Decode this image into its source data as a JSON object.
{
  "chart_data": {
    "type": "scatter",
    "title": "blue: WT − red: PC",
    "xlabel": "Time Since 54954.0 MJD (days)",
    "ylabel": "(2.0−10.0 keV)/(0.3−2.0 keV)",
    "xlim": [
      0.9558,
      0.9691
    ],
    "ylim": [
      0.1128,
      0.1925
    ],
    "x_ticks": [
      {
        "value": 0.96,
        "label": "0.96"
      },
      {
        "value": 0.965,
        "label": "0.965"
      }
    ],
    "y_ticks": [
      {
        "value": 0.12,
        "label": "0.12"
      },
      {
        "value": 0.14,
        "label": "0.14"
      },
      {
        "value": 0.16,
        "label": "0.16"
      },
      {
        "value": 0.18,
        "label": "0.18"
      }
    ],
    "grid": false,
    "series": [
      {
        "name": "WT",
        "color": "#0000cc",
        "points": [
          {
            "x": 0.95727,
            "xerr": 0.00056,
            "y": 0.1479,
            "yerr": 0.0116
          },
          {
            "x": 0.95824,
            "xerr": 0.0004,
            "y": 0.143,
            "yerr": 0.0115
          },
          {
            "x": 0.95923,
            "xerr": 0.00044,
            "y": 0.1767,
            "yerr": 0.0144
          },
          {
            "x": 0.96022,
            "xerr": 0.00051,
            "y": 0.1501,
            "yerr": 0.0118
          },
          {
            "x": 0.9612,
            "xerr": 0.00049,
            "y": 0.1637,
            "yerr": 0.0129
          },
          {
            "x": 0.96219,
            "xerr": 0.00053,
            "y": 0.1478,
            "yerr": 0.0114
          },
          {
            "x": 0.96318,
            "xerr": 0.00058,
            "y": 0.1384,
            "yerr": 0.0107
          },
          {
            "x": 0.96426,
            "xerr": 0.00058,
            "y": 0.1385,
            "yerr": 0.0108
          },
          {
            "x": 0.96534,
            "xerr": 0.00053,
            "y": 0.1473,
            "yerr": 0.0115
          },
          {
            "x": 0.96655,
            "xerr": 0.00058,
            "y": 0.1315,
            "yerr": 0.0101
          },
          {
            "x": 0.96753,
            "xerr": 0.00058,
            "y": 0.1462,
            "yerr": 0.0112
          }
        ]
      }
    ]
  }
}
——————
→ **Problem statement**
Quote each line of the data above exactly as written.

→ **Correct answer**
Decode this image into its source data as a JSON object.
{
  "chart_data": {
    "type": "scatter",
    "title": "blue: WT − red: PC",
    "xlabel": "Time Since 54954.0 MJD (days)",
    "ylabel": "(2.0−10.0 keV)/(0.3−2.0 keV)",
    "xlim": [
      0.9558,
      0.9691
    ],
    "ylim": [
      0.1128,
      0.1925
    ],
    "x_ticks": [
      {
        "value": 0.96,
        "label": "0.96"
      },
      {
        "value": 0.965,
        "label": "0.965"
      }
    ],
    "y_ticks": [
      {
        "value": 0.12,
        "label": "0.12"
      },
      {
        "value": 0.14,
        "label": "0.14"
      },
      {
        "value": 0.16,
        "label": "0.16"
      },
      {
        "value": 0.18,
        "label": "0.18"
      }
    ],
    "grid": false,
    "series": [
      {
        "name": "WT",
        "color": "#0000cc",
        "points": [
          {
            "x": 0.95727,
            "xerr": 0.00056,
            "y": 0.1479,
            "yerr": 0.0116
          },
          {
            "x": 0.95824,
            "xerr": 0.0004,
            "y": 0.143,
            "yerr": 0.0115
          },
          {
            "x": 0.95923,
            "xerr": 0.00044,
            "y": 0.1767,
            "yerr": 0.0144
          },
          {
            "x": 0.96022,
            "xerr": 0.00051,
            "y": 0.1501,
            "yerr": 0.0118
          },
          {
            "x": 0.9612,
            "xerr": 0.00049,
            "y": 0.1637,
            "yerr": 0.0129
          },
          {
            "x": 0.96219,
            "xerr": 0.00053,
            "y": 0.1478,
            "yerr": 0.0114
          },
          {
            "x": 0.96318,
            "xerr": 0.00058,
            "y": 0.1384,
            "yerr": 0.0107
          },
          {
            "x": 0.96426,
            "xerr": 0.00058,
            "y": 0.1385,
            "yerr": 0.0108
          },
          {
            "x": 0.96534,
            "xerr": 0.00053,
            "y": 0.1473,
            "yerr": 0.0115
          },
          {
            "x": 0.96655,
            "xerr": 0.00058,
            "y": 0.1315,
            "yerr": 0.0101
          },
          {
            "x": 0.96753,
            "xerr": 0.00058,
            "y": 0.1462,
            "yerr": 0.0112
          }
        ]
      }
    ]
  }
}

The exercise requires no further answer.